Instruction: Below are the records; copy each line in them that holds the word "czynniki".

-------- Recorded data

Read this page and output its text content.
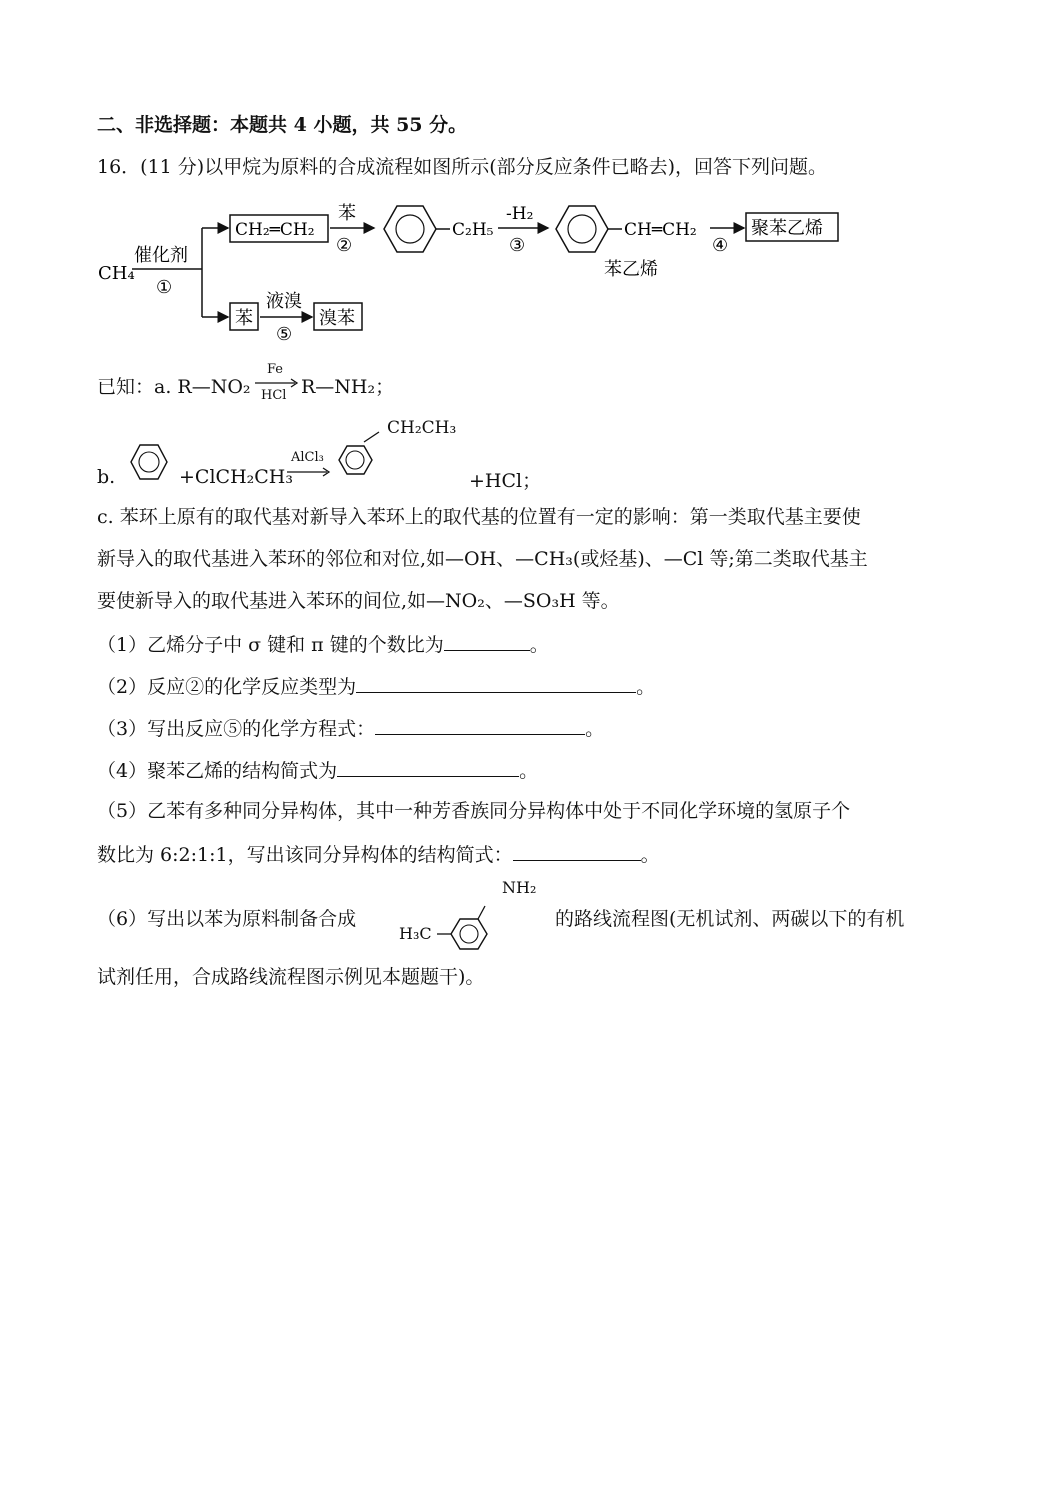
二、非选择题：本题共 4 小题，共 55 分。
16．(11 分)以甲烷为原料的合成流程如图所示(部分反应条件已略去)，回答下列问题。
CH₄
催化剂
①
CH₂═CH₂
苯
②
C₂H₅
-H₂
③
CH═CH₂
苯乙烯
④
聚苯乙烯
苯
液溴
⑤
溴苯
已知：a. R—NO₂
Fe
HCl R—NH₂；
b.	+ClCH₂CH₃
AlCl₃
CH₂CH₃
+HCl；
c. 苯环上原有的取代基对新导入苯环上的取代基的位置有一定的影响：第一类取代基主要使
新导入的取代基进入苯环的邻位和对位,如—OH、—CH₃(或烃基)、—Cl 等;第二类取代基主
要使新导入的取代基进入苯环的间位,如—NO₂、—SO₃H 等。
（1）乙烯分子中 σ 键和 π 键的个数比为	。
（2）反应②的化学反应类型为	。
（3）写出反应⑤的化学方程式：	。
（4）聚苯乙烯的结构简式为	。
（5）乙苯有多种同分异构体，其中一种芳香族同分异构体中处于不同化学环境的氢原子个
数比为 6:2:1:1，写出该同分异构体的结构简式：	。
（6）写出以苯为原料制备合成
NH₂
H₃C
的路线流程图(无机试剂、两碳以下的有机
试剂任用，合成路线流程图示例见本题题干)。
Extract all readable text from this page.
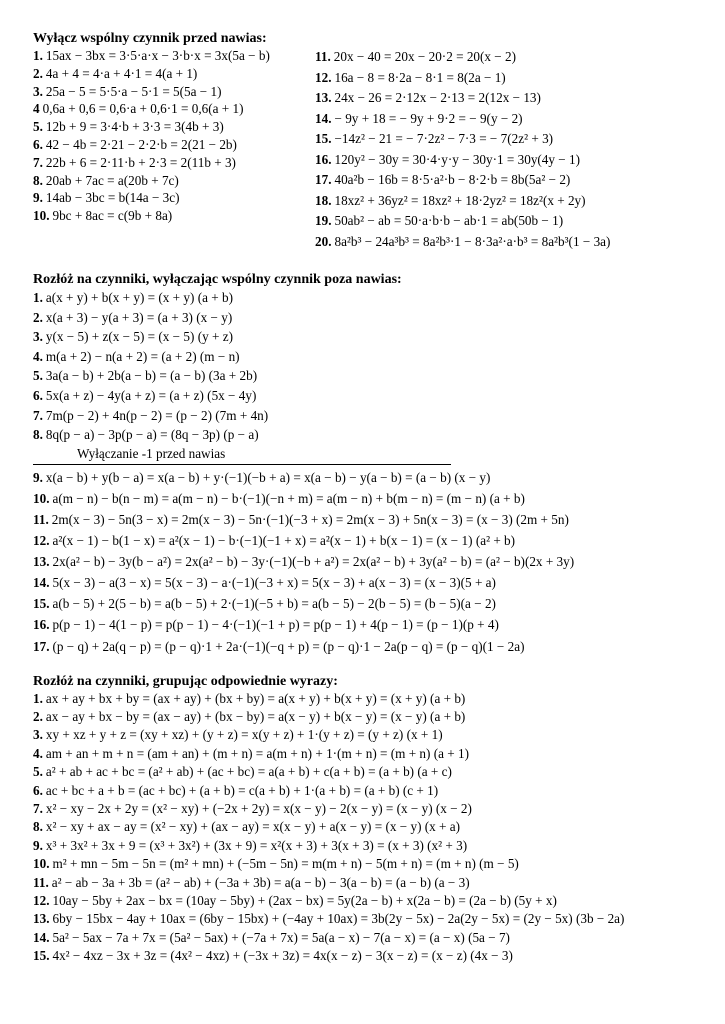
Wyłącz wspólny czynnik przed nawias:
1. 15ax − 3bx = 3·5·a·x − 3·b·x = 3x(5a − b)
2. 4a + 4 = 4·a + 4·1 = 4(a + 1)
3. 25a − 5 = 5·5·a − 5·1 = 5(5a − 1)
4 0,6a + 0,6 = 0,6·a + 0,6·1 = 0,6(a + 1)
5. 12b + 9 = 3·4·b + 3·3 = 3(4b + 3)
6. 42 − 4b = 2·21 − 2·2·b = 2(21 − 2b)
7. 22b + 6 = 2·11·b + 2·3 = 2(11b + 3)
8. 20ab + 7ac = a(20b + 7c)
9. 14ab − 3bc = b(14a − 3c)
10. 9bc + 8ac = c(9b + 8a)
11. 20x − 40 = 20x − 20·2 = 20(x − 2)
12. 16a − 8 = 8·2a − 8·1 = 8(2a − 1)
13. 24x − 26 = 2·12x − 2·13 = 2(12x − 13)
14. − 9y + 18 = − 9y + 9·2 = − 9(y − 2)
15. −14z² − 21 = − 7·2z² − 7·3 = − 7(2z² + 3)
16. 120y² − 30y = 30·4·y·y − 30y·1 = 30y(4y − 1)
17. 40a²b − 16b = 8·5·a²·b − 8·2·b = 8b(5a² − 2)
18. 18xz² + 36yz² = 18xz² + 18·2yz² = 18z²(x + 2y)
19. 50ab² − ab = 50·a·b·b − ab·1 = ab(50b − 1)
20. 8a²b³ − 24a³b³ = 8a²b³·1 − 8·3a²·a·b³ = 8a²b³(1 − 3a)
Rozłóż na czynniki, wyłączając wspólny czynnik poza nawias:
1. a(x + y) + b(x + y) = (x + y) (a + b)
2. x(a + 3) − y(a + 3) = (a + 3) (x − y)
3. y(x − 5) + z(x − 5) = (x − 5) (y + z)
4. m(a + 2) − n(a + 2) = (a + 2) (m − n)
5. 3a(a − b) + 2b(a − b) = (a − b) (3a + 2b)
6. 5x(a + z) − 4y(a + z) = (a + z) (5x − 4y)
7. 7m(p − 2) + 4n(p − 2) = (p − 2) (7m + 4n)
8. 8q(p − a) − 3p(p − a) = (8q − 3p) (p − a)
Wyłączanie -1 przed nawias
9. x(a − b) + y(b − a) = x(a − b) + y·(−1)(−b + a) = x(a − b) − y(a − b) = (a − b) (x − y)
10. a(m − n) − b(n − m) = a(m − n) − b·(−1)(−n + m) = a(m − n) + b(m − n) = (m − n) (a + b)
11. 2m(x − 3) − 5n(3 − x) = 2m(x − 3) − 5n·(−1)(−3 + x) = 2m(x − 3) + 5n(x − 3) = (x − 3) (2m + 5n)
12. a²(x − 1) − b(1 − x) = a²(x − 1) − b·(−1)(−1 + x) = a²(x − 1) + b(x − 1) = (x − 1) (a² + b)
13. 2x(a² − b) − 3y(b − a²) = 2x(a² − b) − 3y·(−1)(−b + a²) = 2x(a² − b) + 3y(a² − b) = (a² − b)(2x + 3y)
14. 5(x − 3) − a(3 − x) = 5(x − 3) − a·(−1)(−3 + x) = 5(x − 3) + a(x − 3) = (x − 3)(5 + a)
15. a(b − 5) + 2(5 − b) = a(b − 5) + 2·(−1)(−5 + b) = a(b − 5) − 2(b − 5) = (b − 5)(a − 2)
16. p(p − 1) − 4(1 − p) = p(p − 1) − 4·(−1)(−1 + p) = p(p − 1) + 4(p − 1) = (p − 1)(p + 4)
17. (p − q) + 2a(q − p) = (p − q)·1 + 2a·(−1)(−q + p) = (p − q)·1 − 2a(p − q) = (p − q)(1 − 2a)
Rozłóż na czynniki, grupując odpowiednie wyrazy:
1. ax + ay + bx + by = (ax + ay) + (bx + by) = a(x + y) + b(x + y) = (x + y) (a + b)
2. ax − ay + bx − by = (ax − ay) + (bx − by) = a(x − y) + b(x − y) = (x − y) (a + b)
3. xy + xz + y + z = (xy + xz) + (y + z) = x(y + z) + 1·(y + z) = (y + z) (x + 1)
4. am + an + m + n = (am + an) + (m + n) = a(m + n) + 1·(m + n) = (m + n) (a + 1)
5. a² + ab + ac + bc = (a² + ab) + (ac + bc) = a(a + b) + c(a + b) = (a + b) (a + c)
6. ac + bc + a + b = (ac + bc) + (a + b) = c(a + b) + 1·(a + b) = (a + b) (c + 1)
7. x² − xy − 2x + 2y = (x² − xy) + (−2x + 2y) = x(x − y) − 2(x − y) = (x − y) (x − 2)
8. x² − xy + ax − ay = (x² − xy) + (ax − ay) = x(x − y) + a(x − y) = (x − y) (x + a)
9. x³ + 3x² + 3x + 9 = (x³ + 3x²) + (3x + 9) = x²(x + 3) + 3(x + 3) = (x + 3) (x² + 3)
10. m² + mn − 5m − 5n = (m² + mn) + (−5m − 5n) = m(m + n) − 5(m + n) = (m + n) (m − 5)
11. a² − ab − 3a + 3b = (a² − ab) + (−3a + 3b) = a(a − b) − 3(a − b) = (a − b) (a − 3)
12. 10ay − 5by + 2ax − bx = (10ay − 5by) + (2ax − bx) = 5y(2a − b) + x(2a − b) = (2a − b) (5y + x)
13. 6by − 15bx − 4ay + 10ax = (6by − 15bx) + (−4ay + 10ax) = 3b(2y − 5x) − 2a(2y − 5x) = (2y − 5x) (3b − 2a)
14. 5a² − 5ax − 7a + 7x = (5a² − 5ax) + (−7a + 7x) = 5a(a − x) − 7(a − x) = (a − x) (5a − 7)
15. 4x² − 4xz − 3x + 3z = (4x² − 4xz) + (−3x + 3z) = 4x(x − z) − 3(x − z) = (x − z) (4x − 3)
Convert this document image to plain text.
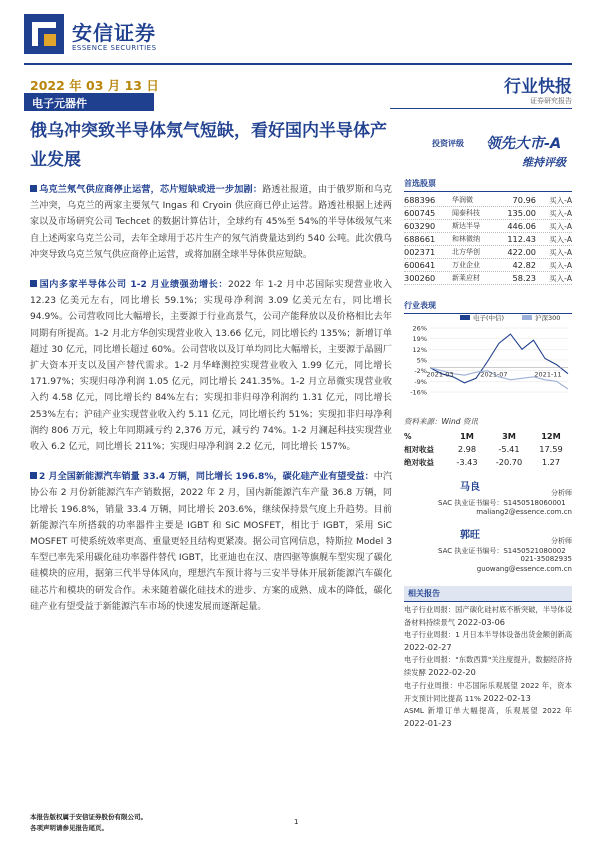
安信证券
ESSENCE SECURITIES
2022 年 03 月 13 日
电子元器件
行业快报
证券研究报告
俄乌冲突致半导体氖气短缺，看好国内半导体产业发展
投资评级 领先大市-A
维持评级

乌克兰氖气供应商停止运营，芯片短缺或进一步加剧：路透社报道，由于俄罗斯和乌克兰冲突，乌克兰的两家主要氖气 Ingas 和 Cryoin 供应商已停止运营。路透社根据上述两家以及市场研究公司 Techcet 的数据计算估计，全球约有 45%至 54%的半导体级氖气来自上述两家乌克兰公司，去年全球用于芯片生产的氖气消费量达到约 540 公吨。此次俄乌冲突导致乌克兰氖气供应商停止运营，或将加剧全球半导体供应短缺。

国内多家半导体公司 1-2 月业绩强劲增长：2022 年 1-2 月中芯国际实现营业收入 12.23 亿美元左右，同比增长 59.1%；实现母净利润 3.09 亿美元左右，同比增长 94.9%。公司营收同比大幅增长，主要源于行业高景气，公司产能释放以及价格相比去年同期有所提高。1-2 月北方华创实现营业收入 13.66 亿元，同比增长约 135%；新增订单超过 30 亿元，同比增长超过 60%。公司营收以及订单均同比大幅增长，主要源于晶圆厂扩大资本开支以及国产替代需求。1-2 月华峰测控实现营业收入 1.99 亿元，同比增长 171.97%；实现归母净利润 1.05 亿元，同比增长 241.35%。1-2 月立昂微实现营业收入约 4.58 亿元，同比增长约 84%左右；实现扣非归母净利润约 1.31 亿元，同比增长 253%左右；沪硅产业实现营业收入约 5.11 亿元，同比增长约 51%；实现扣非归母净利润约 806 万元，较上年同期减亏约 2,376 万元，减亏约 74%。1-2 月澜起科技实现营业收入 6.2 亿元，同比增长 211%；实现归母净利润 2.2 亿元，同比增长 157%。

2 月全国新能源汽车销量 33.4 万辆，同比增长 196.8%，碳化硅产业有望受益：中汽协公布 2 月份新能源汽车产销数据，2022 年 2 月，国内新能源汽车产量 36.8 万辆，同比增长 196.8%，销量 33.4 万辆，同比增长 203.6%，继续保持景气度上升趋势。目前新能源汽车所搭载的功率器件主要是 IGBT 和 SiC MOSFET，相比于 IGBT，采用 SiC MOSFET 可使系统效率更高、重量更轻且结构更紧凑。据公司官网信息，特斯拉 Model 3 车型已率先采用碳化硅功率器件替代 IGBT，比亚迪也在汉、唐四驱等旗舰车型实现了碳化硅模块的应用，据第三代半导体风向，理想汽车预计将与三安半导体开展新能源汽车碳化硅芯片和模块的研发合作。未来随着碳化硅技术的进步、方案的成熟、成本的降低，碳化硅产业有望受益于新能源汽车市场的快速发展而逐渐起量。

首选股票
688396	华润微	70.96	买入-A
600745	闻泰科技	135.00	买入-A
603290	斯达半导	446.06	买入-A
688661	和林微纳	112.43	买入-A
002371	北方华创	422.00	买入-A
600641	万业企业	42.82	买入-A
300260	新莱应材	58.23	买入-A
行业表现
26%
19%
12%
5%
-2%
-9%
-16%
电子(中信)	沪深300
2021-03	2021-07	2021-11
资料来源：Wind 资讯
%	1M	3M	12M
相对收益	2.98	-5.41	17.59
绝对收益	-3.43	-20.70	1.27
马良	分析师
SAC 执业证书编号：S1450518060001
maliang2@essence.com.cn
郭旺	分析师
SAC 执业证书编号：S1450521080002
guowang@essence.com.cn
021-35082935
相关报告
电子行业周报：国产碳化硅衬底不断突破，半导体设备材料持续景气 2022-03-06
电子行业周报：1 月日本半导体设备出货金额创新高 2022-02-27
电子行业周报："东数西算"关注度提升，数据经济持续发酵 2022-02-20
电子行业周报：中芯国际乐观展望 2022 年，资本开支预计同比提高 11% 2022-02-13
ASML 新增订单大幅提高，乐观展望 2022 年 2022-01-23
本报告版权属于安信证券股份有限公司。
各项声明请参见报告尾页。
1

----------------

Solution for this problem:
Rozłóż na czynniki, wyłączając wspólny czynnik poza nawias:
Rozłóż na czynniki, grupując odpowiednie wyrazy:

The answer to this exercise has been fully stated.